# Start of Entries shown

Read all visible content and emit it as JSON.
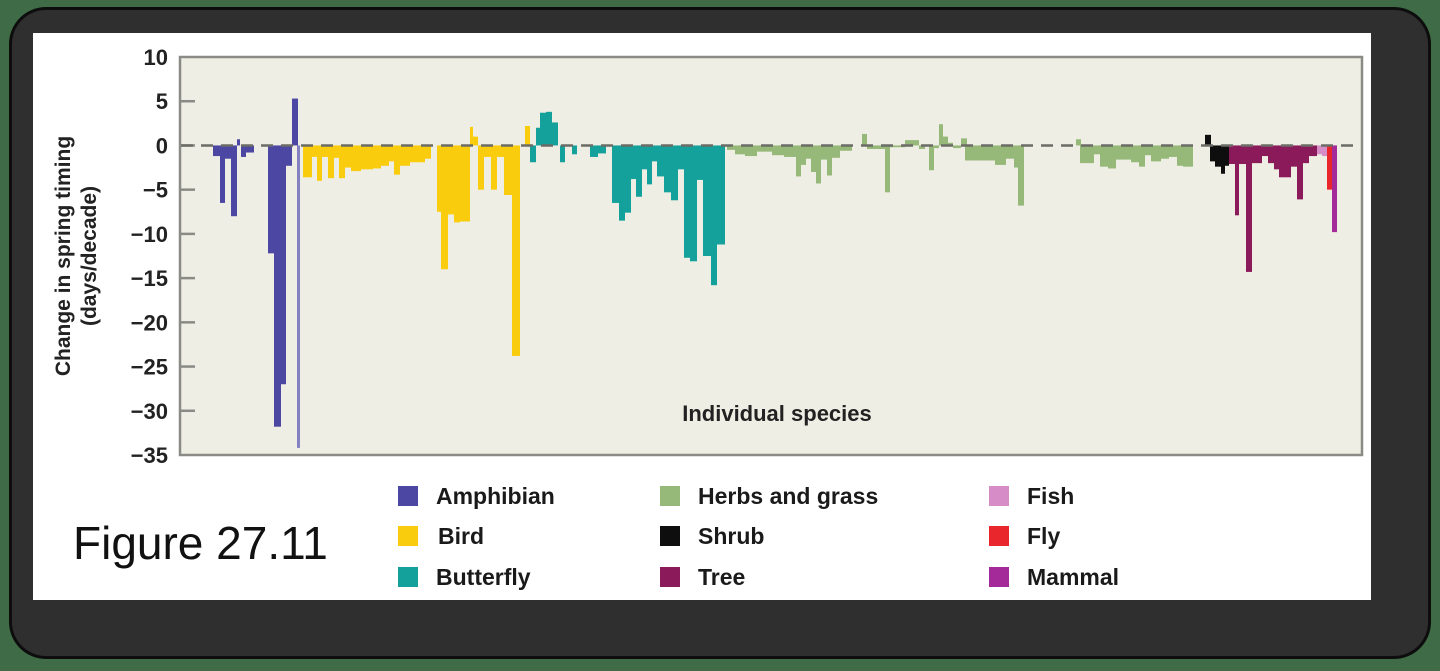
{
  "figure_label": "Figure 27.11",
  "chart_data": {
    "type": "bar",
    "title": "",
    "xlabel": "Individual species",
    "ylabel": "Change in spring timing (days/decade)",
    "ylabel_line1": "Change in spring timing",
    "ylabel_line2": "(days/decade)",
    "ylim": [
      -35,
      10
    ],
    "yticks": [
      10,
      5,
      0,
      -5,
      -10,
      -15,
      -20,
      -25,
      -30,
      -35
    ],
    "ytick_labels": [
      "10",
      "5",
      "0",
      "−5",
      "−10",
      "−15",
      "−20",
      "−25",
      "−30",
      "−35"
    ],
    "zero_line": "dashed",
    "grid": false,
    "plot_background": "#efeee4",
    "legend_position": "bottom",
    "legend": [
      {
        "label": "Amphibian",
        "color": "#4b47a3"
      },
      {
        "label": "Bird",
        "color": "#f9cc0d"
      },
      {
        "label": "Butterfly",
        "color": "#14a19c"
      },
      {
        "label": "Herbs and grass",
        "color": "#96b878"
      },
      {
        "label": "Shrub",
        "color": "#0e0e0e"
      },
      {
        "label": "Tree",
        "color": "#8a1a59"
      },
      {
        "label": "Fish",
        "color": "#d58cc7"
      },
      {
        "label": "Fly",
        "color": "#e8262b"
      },
      {
        "label": "Mammal",
        "color": "#a42a9a"
      }
    ],
    "series_note": "bars listed per group as [x_px, width_px, value_days_per_decade]",
    "series": [
      {
        "name": "Amphibian",
        "color": "#4b47a3",
        "bars": [
          [
            213,
            7,
            -1.2
          ],
          [
            220,
            5,
            -6.5
          ],
          [
            225,
            6,
            -1.5
          ],
          [
            231,
            6,
            -8.0
          ],
          [
            237,
            3,
            0.7
          ],
          [
            241,
            5,
            -1.3
          ],
          [
            246,
            8,
            -0.8
          ],
          [
            268,
            6,
            -12.2
          ],
          [
            274,
            7,
            -31.8
          ],
          [
            281,
            5,
            -27.0
          ],
          [
            286,
            6,
            -2.3
          ],
          [
            292,
            6,
            5.3
          ]
        ]
      },
      {
        "name": "Amphibian (light)",
        "color": "#8481c2",
        "bars": [
          [
            297,
            3,
            -34.2
          ]
        ]
      },
      {
        "name": "Bird",
        "color": "#f9cc0d",
        "bars": [
          [
            303,
            9,
            -3.6
          ],
          [
            312,
            5,
            -1.3
          ],
          [
            317,
            5,
            -4.0
          ],
          [
            322,
            6,
            -1.3
          ],
          [
            328,
            6,
            -3.7
          ],
          [
            334,
            5,
            -1.4
          ],
          [
            339,
            6,
            -3.7
          ],
          [
            345,
            6,
            -2.5
          ],
          [
            351,
            10,
            -2.9
          ],
          [
            361,
            12,
            -2.7
          ],
          [
            373,
            8,
            -2.6
          ],
          [
            381,
            8,
            -2.3
          ],
          [
            389,
            5,
            -1.8
          ],
          [
            394,
            6,
            -3.3
          ],
          [
            400,
            10,
            -2.3
          ],
          [
            410,
            15,
            -1.9
          ],
          [
            425,
            6,
            -1.5
          ],
          [
            437,
            4,
            -7.5
          ],
          [
            441,
            7,
            -14.0
          ],
          [
            448,
            6,
            -7.8
          ],
          [
            454,
            6,
            -8.7
          ],
          [
            460,
            10,
            -8.6
          ],
          [
            470,
            3,
            2.1
          ],
          [
            473,
            5,
            1.0
          ],
          [
            478,
            6,
            -5.0
          ],
          [
            484,
            7,
            -1.3
          ],
          [
            491,
            6,
            -5.0
          ],
          [
            497,
            7,
            -1.3
          ],
          [
            504,
            8,
            -5.6
          ],
          [
            512,
            8,
            -23.8
          ],
          [
            525,
            5,
            2.2
          ]
        ]
      },
      {
        "name": "Butterfly",
        "color": "#14a19c",
        "bars": [
          [
            530,
            6,
            -1.9
          ],
          [
            536,
            6,
            2.0
          ],
          [
            540,
            6,
            3.7
          ],
          [
            546,
            6,
            3.8
          ],
          [
            552,
            6,
            2.6
          ],
          [
            560,
            5,
            -1.9
          ],
          [
            572,
            5,
            -1.0
          ],
          [
            590,
            8,
            -1.3
          ],
          [
            598,
            8,
            -0.9
          ],
          [
            612,
            8,
            -6.5
          ],
          [
            619,
            6,
            -8.5
          ],
          [
            625,
            6,
            -7.6
          ],
          [
            631,
            5,
            -3.8
          ],
          [
            636,
            6,
            -5.8
          ],
          [
            642,
            5,
            -2.7
          ],
          [
            647,
            5,
            -4.4
          ],
          [
            652,
            5,
            -1.8
          ],
          [
            657,
            7,
            -3.5
          ],
          [
            664,
            7,
            -5.3
          ],
          [
            671,
            7,
            -6.2
          ],
          [
            678,
            6,
            -2.7
          ],
          [
            684,
            6,
            -12.7
          ],
          [
            690,
            7,
            -13.1
          ],
          [
            697,
            6,
            -3.9
          ],
          [
            703,
            8,
            -12.5
          ],
          [
            711,
            6,
            -15.8
          ],
          [
            717,
            8,
            -11.2
          ]
        ]
      },
      {
        "name": "Herbs and grass",
        "color": "#96b878",
        "bars": [
          [
            727,
            8,
            -0.5
          ],
          [
            735,
            10,
            -1.0
          ],
          [
            745,
            12,
            -1.2
          ],
          [
            757,
            15,
            -0.7
          ],
          [
            772,
            12,
            -1.1
          ],
          [
            784,
            12,
            -1.3
          ],
          [
            796,
            5,
            -3.5
          ],
          [
            801,
            5,
            -2.2
          ],
          [
            806,
            5,
            -1.5
          ],
          [
            811,
            5,
            -3.0
          ],
          [
            816,
            5,
            -4.3
          ],
          [
            821,
            6,
            -1.6
          ],
          [
            827,
            5,
            -3.4
          ],
          [
            832,
            8,
            -1.4
          ],
          [
            840,
            12,
            -0.6
          ],
          [
            862,
            5,
            1.3
          ],
          [
            867,
            10,
            -0.4
          ],
          [
            877,
            10,
            -0.4
          ],
          [
            885,
            5,
            -5.3
          ],
          [
            890,
            15,
            -0.2
          ],
          [
            905,
            6,
            0.6
          ],
          [
            911,
            8,
            0.6
          ],
          [
            919,
            6,
            -0.4
          ],
          [
            929,
            5,
            -2.8
          ],
          [
            934,
            5,
            -0.3
          ],
          [
            939,
            4,
            2.4
          ],
          [
            943,
            5,
            1.0
          ],
          [
            948,
            5,
            0.3
          ],
          [
            953,
            8,
            -0.3
          ],
          [
            961,
            6,
            0.8
          ],
          [
            965,
            18,
            -1.7
          ],
          [
            983,
            12,
            -1.7
          ],
          [
            995,
            5,
            -2.2
          ],
          [
            1000,
            6,
            -2.2
          ],
          [
            1006,
            8,
            -1.5
          ],
          [
            1014,
            4,
            -2.5
          ],
          [
            1018,
            6,
            -6.8
          ],
          [
            1076,
            5,
            0.7
          ],
          [
            1080,
            8,
            -2.0
          ],
          [
            1088,
            6,
            -2.0
          ],
          [
            1094,
            6,
            -1.0
          ],
          [
            1100,
            8,
            -2.4
          ],
          [
            1108,
            8,
            -2.6
          ],
          [
            1116,
            7,
            -1.6
          ],
          [
            1123,
            8,
            -1.6
          ],
          [
            1131,
            8,
            -1.9
          ],
          [
            1139,
            6,
            -2.4
          ],
          [
            1145,
            6,
            -1.1
          ],
          [
            1151,
            10,
            -1.8
          ],
          [
            1161,
            8,
            -1.5
          ],
          [
            1169,
            8,
            -1.3
          ],
          [
            1177,
            6,
            -2.3
          ],
          [
            1183,
            10,
            -2.4
          ]
        ]
      },
      {
        "name": "Shrub",
        "color": "#0e0e0e",
        "bars": [
          [
            1205,
            6,
            1.2
          ],
          [
            1210,
            5,
            -1.8
          ],
          [
            1215,
            6,
            -2.4
          ],
          [
            1221,
            4,
            -3.2
          ],
          [
            1225,
            4,
            -2.3
          ]
        ]
      },
      {
        "name": "Tree",
        "color": "#8a1a59",
        "bars": [
          [
            1229,
            6,
            -2.1
          ],
          [
            1235,
            4,
            -7.9
          ],
          [
            1239,
            7,
            -2.1
          ],
          [
            1246,
            6,
            -14.3
          ],
          [
            1252,
            6,
            -2.0
          ],
          [
            1258,
            4,
            -2.0
          ],
          [
            1262,
            6,
            -1.2
          ],
          [
            1268,
            6,
            -2.0
          ],
          [
            1274,
            5,
            -2.7
          ],
          [
            1279,
            6,
            -3.6
          ],
          [
            1285,
            6,
            -3.6
          ],
          [
            1291,
            6,
            -2.4
          ],
          [
            1297,
            6,
            -6.1
          ],
          [
            1303,
            6,
            -2.0
          ],
          [
            1309,
            8,
            -1.2
          ]
        ]
      },
      {
        "name": "Fish",
        "color": "#d58cc7",
        "bars": [
          [
            1317,
            5,
            -1.0
          ],
          [
            1322,
            5,
            -1.2
          ]
        ]
      },
      {
        "name": "Fly",
        "color": "#e8262b",
        "bars": [
          [
            1327,
            5,
            -5.0
          ]
        ]
      },
      {
        "name": "Mammal",
        "color": "#a42a9a",
        "bars": [
          [
            1332,
            5,
            -9.8
          ]
        ]
      }
    ]
  }
}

# End of Entries shown

● Stated task
Search the data for the string "Change" and copy each line where it appears.

● Exercise result
    "ylabel": "Change in spring timing (days/decade)",
    "ylabel_line1": "Change in spring timing",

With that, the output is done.